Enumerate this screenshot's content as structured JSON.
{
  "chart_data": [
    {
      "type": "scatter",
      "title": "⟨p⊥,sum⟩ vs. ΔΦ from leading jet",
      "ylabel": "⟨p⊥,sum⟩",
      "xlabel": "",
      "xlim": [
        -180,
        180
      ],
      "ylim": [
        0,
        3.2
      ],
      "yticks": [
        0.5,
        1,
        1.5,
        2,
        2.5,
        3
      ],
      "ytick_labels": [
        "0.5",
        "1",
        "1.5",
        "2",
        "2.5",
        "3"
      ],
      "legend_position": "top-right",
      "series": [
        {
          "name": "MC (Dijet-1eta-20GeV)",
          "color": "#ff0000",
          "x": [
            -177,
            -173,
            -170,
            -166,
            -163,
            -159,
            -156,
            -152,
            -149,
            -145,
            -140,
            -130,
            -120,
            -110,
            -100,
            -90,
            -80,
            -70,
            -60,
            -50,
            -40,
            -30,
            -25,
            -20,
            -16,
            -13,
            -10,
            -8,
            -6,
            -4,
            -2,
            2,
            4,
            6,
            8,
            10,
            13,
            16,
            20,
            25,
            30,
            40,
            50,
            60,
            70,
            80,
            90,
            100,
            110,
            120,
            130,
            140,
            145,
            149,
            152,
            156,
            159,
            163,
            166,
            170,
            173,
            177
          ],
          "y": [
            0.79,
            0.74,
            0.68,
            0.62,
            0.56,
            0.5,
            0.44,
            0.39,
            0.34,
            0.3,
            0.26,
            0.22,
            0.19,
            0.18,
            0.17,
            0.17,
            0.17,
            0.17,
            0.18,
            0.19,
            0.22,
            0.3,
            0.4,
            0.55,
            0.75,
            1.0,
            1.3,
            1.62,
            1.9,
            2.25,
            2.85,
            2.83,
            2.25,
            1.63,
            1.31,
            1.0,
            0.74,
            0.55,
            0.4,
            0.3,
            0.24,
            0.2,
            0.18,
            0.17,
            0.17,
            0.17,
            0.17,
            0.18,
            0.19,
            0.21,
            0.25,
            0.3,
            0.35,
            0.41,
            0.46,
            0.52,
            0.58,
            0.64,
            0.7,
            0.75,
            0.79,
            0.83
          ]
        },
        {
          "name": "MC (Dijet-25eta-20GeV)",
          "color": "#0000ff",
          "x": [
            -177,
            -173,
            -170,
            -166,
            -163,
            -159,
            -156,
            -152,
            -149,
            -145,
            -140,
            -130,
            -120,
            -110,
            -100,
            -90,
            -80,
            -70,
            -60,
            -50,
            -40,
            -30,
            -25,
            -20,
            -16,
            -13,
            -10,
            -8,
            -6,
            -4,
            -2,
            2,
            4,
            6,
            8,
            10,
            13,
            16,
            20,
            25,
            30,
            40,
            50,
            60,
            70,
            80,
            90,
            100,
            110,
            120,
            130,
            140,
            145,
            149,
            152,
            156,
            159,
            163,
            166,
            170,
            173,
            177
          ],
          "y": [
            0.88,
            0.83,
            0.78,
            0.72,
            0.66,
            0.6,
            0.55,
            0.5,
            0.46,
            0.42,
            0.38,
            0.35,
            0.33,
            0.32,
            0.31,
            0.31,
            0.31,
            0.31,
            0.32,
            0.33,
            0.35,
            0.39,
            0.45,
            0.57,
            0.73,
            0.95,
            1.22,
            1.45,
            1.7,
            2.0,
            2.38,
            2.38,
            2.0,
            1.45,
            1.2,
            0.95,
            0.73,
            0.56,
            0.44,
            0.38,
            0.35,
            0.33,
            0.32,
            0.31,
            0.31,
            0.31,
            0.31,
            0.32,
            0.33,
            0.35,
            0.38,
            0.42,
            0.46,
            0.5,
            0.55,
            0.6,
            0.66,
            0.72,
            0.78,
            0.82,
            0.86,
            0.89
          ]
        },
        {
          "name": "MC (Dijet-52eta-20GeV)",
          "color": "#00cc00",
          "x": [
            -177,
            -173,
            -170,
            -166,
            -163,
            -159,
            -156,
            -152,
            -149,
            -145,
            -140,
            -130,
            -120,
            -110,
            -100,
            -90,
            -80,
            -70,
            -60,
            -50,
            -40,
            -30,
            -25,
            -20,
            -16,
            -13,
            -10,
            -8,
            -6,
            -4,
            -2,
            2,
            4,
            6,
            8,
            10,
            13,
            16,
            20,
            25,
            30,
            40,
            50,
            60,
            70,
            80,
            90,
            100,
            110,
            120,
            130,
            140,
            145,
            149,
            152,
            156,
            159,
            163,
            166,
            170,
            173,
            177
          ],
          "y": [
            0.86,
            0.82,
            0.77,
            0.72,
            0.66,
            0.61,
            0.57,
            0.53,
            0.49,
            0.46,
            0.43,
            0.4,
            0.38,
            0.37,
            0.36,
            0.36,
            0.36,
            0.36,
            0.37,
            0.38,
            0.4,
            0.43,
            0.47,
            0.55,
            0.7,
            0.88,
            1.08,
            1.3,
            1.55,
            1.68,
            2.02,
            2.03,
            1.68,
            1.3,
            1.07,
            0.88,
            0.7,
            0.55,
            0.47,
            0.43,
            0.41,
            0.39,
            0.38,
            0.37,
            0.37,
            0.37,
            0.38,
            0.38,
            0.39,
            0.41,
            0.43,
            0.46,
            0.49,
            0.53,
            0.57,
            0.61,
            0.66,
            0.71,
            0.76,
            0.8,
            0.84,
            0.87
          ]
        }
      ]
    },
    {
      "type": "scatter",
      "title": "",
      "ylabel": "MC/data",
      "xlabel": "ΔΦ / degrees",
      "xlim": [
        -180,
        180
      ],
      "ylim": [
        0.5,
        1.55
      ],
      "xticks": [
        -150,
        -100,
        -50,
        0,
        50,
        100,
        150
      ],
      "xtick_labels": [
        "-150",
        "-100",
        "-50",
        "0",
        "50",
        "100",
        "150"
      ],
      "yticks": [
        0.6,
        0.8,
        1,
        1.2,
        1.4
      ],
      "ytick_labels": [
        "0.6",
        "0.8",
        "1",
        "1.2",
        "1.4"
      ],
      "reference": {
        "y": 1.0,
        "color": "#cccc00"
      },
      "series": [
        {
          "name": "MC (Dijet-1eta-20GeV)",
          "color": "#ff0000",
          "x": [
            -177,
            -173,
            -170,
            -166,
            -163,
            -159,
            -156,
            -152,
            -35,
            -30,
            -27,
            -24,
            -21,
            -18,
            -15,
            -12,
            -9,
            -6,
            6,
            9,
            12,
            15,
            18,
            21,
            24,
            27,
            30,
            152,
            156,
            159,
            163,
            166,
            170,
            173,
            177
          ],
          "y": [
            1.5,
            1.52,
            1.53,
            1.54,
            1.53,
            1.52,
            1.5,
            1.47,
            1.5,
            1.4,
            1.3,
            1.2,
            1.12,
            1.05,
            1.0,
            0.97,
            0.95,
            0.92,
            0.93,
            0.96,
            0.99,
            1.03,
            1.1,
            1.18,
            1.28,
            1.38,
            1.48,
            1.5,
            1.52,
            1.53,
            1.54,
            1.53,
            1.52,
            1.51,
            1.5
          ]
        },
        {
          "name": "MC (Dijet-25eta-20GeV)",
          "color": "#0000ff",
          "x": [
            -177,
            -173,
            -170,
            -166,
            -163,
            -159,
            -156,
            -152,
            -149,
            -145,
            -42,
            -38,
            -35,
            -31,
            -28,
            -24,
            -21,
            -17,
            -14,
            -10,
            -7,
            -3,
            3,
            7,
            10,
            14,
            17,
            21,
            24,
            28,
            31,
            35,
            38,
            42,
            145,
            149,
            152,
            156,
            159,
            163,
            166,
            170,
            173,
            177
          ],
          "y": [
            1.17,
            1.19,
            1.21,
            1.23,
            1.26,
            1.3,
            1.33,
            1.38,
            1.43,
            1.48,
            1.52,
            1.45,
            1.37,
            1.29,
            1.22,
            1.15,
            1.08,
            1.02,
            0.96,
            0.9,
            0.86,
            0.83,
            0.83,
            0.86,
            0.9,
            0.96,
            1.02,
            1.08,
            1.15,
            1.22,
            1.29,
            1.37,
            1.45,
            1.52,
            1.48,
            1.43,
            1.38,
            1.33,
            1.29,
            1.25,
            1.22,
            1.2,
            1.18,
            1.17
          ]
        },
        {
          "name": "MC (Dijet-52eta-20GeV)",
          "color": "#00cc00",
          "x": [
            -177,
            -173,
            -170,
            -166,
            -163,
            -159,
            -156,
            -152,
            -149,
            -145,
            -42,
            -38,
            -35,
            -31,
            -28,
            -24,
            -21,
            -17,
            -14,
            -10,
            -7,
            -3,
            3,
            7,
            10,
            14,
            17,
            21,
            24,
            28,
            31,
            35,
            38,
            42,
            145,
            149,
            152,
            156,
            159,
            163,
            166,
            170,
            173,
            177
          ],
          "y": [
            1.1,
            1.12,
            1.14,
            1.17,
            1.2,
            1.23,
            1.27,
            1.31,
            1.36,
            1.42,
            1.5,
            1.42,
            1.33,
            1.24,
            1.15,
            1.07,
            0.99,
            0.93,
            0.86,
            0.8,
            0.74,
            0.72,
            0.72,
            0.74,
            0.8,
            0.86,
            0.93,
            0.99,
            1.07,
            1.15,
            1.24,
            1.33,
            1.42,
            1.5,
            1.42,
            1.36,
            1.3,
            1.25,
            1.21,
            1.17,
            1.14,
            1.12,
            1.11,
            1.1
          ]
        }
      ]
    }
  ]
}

# [Short problem]
Where a line of the data holds "title", show that line.

# [Written response]
      "title": "⟨p⊥,sum⟩ vs. ΔΦ from leading jet",
      "title": "",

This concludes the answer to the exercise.